:: Working data

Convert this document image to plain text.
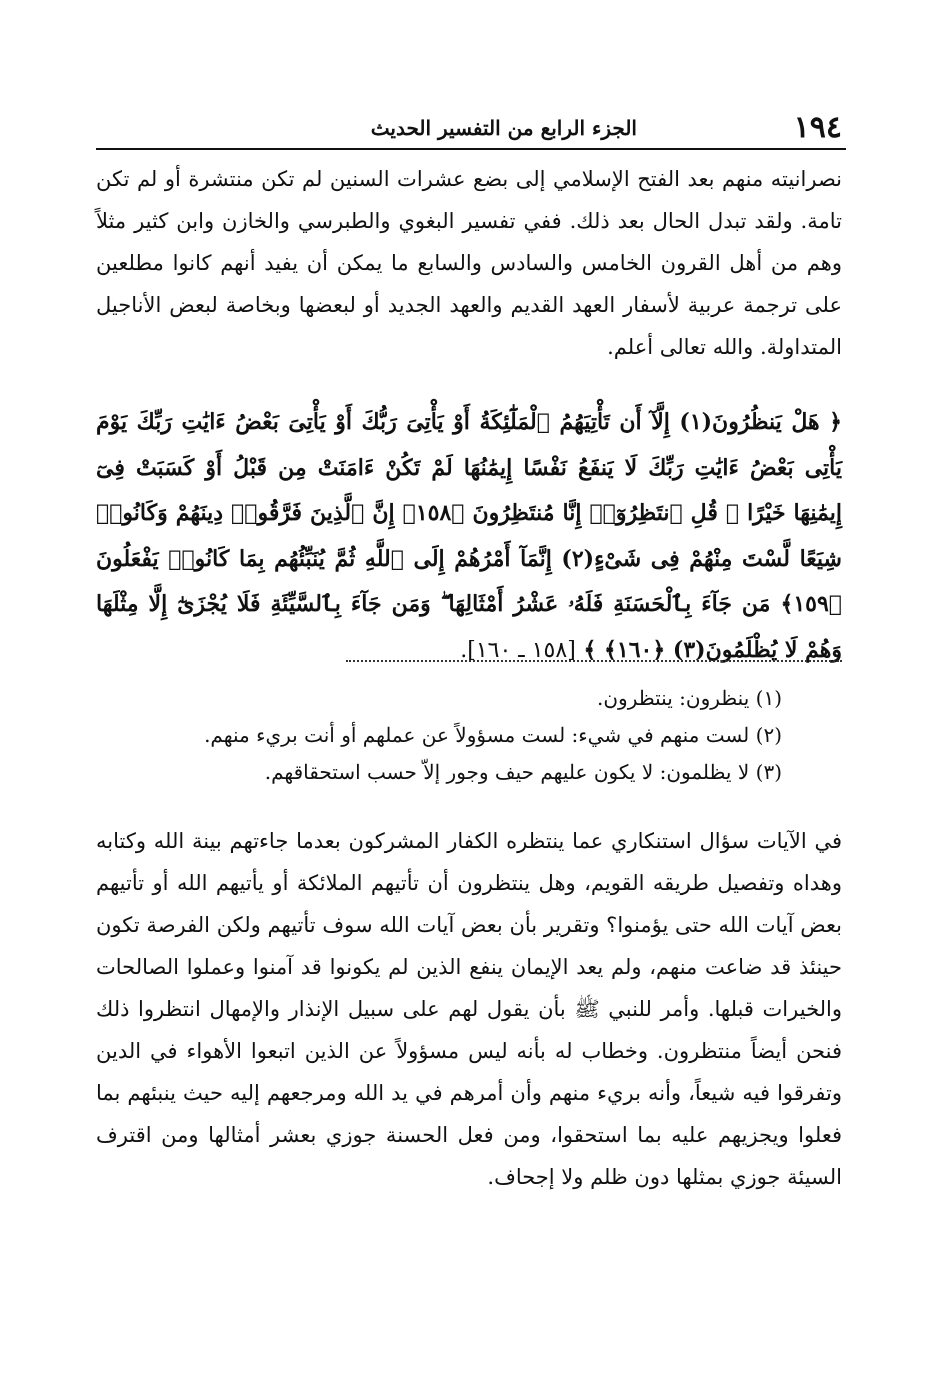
١٩٤
الجزء الرابع من التفسير الحديث
نصرانيته منهم بعد الفتح الإسلامي إلى بضع عشرات السنين لم تكن منتشرة أو لم تكن تامة. ولقد تبدل الحال بعد ذلك. ففي تفسير البغوي والطبرسي والخازن وابن كثير مثلاً وهم من أهل القرون الخامس والسادس والسابع ما يمكن أن يفيد أنهم كانوا مطلعين على ترجمة عربية لأسفار العهد القديم والعهد الجديد أو لبعضها وبخاصة لبعض الأناجيل المتداولة. والله تعالى أعلم.
﴿ هَلْ يَنظُرُونَ(١) إِلَّآ أَن تَأْتِيَهُمُ ٱلْمَلَٰٓئِكَةُ أَوْ يَأْتِىَ رَبُّكَ أَوْ يَأْتِىَ بَعْضُ ءَايَٰتِ رَبِّكَ يَوْمَ يَأْتِى بَعْضُ ءَايَٰتِ رَبِّكَ لَا يَنفَعُ نَفْسًا إِيمَٰنُهَا لَمْ تَكُنْ ءَامَنَتْ مِن قَبْلُ أَوْ كَسَبَتْ فِىٓ إِيمَٰنِهَا خَيْرًا ۗ قُلِ ٱنتَظِرُوٓا۟ إِنَّا مُنتَظِرُونَ ﴿١٥٨﴾ إِنَّ ٱلَّذِينَ فَرَّقُوا۟ دِينَهُمْ وَكَانُوا۟ شِيَعًا لَّسْتَ مِنْهُمْ فِى شَىْءٍ(٢) إِنَّمَآ أَمْرُهُمْ إِلَى ٱللَّهِ ثُمَّ يُنَبِّئُهُم بِمَا كَانُوا۟ يَفْعَلُونَ ﴿١٥٩﴾ مَن جَآءَ بِٱلْحَسَنَةِ فَلَهُۥ عَشْرُ أَمْثَالِهَا ۖ وَمَن جَآءَ بِٱلسَّيِّئَةِ فَلَا يُجْزَىٰٓ إِلَّا مِثْلَهَا وَهُمْ لَا يُظْلَمُونَ(٣) ﴿١٦٠﴾ ﴾ [١٥٨ ـ ١٦٠].
(١) ينظرون: ينتظرون.
(٢) لست منهم في شيء: لست مسؤولاً عن عملهم أو أنت بريء منهم.
(٣) لا يظلمون: لا يكون عليهم حيف وجور إلاّ حسب استحقاقهم.
في الآيات سؤال استنكاري عما ينتظره الكفار المشركون بعدما جاءتهم بينة الله وكتابه وهداه وتفصيل طريقه القويم، وهل ينتظرون أن تأتيهم الملائكة أو يأتيهم الله أو تأتيهم بعض آيات الله حتى يؤمنوا؟ وتقرير بأن بعض آيات الله سوف تأتيهم ولكن الفرصة تكون حينئذ قد ضاعت منهم، ولم يعد الإيمان ينفع الذين لم يكونوا قد آمنوا وعملوا الصالحات والخيرات قبلها. وأمر للنبي ﷺ بأن يقول لهم على سبيل الإنذار والإمهال انتظروا ذلك فنحن أيضاً منتظرون. وخطاب له بأنه ليس مسؤولاً عن الذين اتبعوا الأهواء في الدين وتفرقوا فيه شيعاً، وأنه بريء منهم وأن أمرهم في يد الله ومرجعهم إليه حيث ينبئهم بما فعلوا ويجزيهم عليه بما استحقوا، ومن فعل الحسنة جوزي بعشر أمثالها ومن اقترف السيئة جوزي بمثلها دون ظلم ولا إجحاف.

::::

> [Problem statement]: Set the listing down in full and exactly. Pictures within it should not appear in the copy.

> [Solution to this exercise]:
Convert this document image to plain text.
١٩٤
الجزء الرابع من التفسير الحديث
نصرانيته منهم بعد الفتح الإسلامي إلى بضع عشرات السنين لم تكن منتشرة أو لم تكن تامة. ولقد تبدل الحال بعد ذلك. ففي تفسير البغوي والطبرسي والخازن وابن كثير مثلاً وهم من أهل القرون الخامس والسادس والسابع ما يمكن أن يفيد أنهم كانوا مطلعين على ترجمة عربية لأسفار العهد القديم والعهد الجديد أو لبعضها وبخاصة لبعض الأناجيل المتداولة. والله تعالى أعلم.
﴿ هَلْ يَنظُرُونَ(١) إِلَّآ أَن تَأْتِيَهُمُ ٱلْمَلَٰٓئِكَةُ أَوْ يَأْتِىَ رَبُّكَ أَوْ يَأْتِىَ بَعْضُ ءَايَٰتِ رَبِّكَ يَوْمَ يَأْتِى بَعْضُ ءَايَٰتِ رَبِّكَ لَا يَنفَعُ نَفْسًا إِيمَٰنُهَا لَمْ تَكُنْ ءَامَنَتْ مِن قَبْلُ أَوْ كَسَبَتْ فِىٓ إِيمَٰنِهَا خَيْرًا ۗ قُلِ ٱنتَظِرُوٓا۟ إِنَّا مُنتَظِرُونَ ﴿١٥٨﴾ إِنَّ ٱلَّذِينَ فَرَّقُوا۟ دِينَهُمْ وَكَانُوا۟ شِيَعًا لَّسْتَ مِنْهُمْ فِى شَىْءٍ(٢) إِنَّمَآ أَمْرُهُمْ إِلَى ٱللَّهِ ثُمَّ يُنَبِّئُهُم بِمَا كَانُوا۟ يَفْعَلُونَ ﴿١٥٩﴾ مَن جَآءَ بِٱلْحَسَنَةِ فَلَهُۥ عَشْرُ أَمْثَالِهَا ۖ وَمَن جَآءَ بِٱلسَّيِّئَةِ فَلَا يُجْزَىٰٓ إِلَّا مِثْلَهَا وَهُمْ لَا يُظْلَمُونَ(٣) ﴿١٦٠﴾ ﴾ [١٥٨ ـ ١٦٠].
(١) ينظرون: ينتظرون.
(٢) لست منهم في شيء: لست مسؤولاً عن عملهم أو أنت بريء منهم.
(٣) لا يظلمون: لا يكون عليهم حيف وجور إلاّ حسب استحقاقهم.
في الآيات سؤال استنكاري عما ينتظره الكفار المشركون بعدما جاءتهم بينة الله وكتابه وهداه وتفصيل طريقه القويم، وهل ينتظرون أن تأتيهم الملائكة أو يأتيهم الله أو تأتيهم بعض آيات الله حتى يؤمنوا؟ وتقرير بأن بعض آيات الله سوف تأتيهم ولكن الفرصة تكون حينئذ قد ضاعت منهم، ولم يعد الإيمان ينفع الذين لم يكونوا قد آمنوا وعملوا الصالحات والخيرات قبلها. وأمر للنبي ﷺ بأن يقول لهم على سبيل الإنذار والإمهال انتظروا ذلك فنحن أيضاً منتظرون. وخطاب له بأنه ليس مسؤولاً عن الذين اتبعوا الأهواء في الدين وتفرقوا فيه شيعاً، وأنه بريء منهم وأن أمرهم في يد الله ومرجعهم إليه حيث ينبئهم بما فعلوا ويجزيهم عليه بما استحقوا، ومن فعل الحسنة جوزي بعشر أمثالها ومن اقترف السيئة جوزي بمثلها دون ظلم ولا إجحاف.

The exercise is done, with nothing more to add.